>> Start Document excerpt
Josh Dolan (born August 14, 1991) is a Boston-based American stand-up comedian, writer, actor and radio personality. He also hosts the podcast called Breaking The Ice.

Personal life 

Dolan grew up in Ayer, Massachusetts. In 2013, he was cast in the award-winning TV show The Folklorist. Josh was a co-producer on the Boston, MA radio show, The Hill-Man Morning Show on WAAF (FM). Josh was also a contributor as a Boston Bruins Beat Reporter for WEEI.com before leaving the position to return to WAAF. Dolan was a part of the Matty and Nick Show on WAAF until the cancellation of the show in 2019. Dolan was the producer and co-host of the new afternoon drive show on WAAF with Mike Hsu until WAAF went off the air in February 2020. He has done a lot of charity work with the Boston Bruins Alumni and regularly plays in charity hockey games. During a show in June 2016, Dolan was opening for comedian Lenny Clarke, and during Dolan's comedy routine he proposed to his long time girlfriend Laura. Josh and Laura were married on St. Patricks Day of 2018. On air, Josh is known by the name @NotJoshDolan, a nickname given to him by former Bruins player and co-worker Lyndon Byers.
>> End Document excerpt
>> Start Supplied material
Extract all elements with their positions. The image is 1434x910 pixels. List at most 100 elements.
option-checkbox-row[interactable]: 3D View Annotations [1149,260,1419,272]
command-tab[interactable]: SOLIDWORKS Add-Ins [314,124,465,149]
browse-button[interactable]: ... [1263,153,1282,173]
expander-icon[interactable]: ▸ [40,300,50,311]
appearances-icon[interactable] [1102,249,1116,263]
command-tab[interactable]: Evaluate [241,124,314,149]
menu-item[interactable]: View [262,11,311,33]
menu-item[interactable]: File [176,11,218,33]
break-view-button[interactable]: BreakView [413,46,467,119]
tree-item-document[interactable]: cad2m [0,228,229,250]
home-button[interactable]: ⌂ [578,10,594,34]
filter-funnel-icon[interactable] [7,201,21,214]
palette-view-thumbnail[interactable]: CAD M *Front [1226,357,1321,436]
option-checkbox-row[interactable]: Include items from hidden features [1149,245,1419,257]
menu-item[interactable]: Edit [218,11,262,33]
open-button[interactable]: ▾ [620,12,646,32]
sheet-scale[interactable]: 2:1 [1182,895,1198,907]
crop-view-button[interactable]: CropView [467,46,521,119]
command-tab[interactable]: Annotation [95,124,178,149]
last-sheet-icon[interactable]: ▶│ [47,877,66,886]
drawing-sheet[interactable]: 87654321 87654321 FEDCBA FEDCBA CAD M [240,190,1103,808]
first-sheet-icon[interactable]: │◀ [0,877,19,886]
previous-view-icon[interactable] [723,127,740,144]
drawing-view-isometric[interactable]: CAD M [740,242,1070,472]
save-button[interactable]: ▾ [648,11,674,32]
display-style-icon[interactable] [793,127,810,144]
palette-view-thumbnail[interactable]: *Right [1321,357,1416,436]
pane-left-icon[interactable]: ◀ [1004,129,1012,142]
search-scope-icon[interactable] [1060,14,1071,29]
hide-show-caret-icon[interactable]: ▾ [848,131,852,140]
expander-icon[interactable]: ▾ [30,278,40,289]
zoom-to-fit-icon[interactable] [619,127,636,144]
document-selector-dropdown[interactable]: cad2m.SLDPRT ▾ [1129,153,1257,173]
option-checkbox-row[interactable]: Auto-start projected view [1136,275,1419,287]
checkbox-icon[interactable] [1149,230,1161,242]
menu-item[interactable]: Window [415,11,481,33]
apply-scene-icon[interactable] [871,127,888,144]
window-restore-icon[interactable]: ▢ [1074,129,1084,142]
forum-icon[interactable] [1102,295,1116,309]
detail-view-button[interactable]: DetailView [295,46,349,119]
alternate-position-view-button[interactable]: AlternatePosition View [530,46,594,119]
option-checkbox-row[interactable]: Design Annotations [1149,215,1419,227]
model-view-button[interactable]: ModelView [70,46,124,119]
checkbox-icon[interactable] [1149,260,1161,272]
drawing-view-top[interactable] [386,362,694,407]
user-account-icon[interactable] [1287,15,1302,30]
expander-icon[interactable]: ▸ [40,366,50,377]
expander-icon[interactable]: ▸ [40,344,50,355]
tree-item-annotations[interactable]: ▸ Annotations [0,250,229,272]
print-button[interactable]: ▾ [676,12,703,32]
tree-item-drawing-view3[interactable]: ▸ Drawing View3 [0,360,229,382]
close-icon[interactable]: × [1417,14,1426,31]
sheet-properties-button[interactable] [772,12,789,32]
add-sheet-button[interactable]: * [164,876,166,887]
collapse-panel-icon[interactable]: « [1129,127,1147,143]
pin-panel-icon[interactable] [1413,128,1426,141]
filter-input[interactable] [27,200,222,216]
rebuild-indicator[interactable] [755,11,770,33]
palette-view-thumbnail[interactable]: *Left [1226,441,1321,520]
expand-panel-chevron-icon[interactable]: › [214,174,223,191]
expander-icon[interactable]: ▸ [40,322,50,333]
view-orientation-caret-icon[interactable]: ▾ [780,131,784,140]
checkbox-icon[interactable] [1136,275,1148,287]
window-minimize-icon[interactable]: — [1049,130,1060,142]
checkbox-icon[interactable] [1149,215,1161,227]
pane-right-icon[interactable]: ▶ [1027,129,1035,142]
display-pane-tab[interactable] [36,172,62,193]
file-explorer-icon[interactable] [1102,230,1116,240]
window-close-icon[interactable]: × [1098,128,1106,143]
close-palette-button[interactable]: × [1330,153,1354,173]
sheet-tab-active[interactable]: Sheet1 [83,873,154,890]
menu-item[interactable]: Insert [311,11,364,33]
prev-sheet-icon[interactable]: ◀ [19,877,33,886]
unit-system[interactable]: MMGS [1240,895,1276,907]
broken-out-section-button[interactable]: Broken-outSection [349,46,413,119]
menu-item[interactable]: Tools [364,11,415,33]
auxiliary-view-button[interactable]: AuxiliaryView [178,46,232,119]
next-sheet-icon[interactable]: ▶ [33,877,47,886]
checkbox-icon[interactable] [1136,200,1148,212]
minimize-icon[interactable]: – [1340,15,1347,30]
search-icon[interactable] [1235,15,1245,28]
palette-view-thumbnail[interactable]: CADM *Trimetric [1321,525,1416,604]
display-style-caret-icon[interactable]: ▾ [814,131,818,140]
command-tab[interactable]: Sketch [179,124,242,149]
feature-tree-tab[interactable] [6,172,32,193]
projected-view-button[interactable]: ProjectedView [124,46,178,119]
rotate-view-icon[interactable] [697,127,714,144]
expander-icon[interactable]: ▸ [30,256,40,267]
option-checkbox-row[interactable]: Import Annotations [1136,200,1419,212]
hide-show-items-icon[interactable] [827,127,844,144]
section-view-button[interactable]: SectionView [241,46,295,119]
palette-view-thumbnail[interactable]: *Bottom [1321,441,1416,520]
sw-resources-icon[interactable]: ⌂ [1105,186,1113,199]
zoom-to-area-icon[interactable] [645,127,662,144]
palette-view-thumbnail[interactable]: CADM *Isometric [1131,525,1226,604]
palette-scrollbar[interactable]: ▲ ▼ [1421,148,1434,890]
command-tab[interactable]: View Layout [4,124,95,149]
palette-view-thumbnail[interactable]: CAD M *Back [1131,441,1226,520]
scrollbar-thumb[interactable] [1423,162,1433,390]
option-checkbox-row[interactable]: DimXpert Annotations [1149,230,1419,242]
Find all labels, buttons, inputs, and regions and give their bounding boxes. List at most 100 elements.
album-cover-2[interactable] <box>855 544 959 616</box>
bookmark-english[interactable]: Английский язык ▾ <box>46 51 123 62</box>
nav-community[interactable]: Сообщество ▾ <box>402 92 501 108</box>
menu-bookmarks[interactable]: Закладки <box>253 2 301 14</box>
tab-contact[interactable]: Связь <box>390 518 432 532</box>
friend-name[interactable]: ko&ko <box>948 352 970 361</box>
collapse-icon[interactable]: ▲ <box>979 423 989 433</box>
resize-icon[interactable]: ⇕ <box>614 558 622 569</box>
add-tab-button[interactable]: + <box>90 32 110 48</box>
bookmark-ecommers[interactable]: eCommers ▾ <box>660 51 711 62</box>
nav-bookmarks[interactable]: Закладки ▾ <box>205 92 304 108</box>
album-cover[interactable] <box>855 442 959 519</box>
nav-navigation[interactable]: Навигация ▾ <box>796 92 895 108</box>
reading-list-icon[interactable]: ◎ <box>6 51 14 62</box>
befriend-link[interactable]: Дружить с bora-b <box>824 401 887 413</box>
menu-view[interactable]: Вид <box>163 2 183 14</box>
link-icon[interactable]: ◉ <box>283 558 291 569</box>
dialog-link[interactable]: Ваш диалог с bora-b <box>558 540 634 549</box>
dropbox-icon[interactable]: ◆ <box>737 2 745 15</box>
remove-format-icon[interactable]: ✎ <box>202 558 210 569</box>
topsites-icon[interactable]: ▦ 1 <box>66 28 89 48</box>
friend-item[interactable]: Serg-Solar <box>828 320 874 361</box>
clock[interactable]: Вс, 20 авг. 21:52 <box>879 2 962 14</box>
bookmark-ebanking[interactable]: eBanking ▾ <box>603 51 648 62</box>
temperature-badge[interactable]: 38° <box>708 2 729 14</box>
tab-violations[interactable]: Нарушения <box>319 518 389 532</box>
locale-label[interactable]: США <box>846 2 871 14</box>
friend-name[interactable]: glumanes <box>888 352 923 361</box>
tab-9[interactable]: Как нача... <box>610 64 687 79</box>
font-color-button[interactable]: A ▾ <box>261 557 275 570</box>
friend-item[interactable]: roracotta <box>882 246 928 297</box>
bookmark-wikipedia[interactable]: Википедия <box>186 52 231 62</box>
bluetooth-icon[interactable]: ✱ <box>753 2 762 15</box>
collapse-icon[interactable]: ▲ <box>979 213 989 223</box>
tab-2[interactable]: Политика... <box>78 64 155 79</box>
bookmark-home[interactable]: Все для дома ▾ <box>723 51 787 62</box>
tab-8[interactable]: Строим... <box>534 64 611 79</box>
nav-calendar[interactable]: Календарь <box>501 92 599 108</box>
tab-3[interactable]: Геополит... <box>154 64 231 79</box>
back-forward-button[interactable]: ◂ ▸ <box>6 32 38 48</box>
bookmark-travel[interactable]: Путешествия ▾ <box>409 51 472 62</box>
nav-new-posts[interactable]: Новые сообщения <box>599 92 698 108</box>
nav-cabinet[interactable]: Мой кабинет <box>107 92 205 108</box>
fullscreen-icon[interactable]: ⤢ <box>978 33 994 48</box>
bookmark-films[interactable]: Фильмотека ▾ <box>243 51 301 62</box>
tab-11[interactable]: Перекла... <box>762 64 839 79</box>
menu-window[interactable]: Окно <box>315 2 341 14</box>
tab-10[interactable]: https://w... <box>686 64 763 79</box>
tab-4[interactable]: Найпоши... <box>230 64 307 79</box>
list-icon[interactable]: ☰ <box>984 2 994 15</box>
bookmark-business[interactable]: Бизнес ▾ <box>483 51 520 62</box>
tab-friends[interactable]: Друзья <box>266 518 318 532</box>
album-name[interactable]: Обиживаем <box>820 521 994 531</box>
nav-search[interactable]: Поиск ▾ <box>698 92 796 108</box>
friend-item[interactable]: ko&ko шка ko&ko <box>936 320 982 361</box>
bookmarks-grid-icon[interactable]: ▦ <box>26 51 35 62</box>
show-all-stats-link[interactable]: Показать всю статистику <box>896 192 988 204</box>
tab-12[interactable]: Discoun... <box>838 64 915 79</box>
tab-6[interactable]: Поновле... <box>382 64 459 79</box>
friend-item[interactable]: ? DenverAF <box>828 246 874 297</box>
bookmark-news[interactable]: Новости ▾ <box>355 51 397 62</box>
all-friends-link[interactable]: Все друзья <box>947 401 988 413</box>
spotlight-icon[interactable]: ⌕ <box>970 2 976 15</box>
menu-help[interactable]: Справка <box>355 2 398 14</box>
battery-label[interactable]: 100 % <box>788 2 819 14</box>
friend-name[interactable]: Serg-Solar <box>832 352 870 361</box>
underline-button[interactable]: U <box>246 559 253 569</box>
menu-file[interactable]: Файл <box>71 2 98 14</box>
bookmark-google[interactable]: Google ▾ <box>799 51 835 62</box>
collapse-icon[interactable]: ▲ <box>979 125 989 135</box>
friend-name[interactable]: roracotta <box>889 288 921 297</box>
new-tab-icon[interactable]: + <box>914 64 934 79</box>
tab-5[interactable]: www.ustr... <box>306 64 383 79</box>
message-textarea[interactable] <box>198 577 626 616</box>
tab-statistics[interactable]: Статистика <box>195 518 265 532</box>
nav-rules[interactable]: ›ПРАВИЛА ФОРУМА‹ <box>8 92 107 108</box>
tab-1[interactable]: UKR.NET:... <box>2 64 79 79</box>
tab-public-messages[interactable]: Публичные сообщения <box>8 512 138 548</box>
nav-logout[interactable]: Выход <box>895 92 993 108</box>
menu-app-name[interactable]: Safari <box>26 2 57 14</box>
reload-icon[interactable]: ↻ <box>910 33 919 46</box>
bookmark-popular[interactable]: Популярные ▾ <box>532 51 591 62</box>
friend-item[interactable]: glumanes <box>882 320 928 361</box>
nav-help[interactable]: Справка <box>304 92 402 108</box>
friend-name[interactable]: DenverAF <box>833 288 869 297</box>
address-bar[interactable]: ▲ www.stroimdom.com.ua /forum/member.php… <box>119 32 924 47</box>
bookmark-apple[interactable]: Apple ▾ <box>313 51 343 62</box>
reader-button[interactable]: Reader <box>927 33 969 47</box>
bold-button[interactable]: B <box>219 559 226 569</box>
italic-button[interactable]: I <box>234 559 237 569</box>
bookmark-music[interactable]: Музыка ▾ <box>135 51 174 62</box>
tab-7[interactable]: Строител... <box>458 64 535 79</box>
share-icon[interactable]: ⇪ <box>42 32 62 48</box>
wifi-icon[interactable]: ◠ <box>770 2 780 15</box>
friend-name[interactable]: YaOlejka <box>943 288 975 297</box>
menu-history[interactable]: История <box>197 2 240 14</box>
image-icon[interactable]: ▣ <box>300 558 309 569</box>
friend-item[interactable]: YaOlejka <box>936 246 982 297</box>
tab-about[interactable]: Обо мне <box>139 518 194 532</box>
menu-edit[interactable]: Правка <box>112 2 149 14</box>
>> End Supplied material
The problem — Rewrite the Josh Dolan biography from "Josh Dolan (born" to "Breaking The Ice.", putting "web series" in place of "podcast".

Task answer —
Josh Dolan (born August 14, 1991) is a Boston-based American stand-up comedian, writer, actor and radio personality. He also hosts the web series called Breaking The Ice.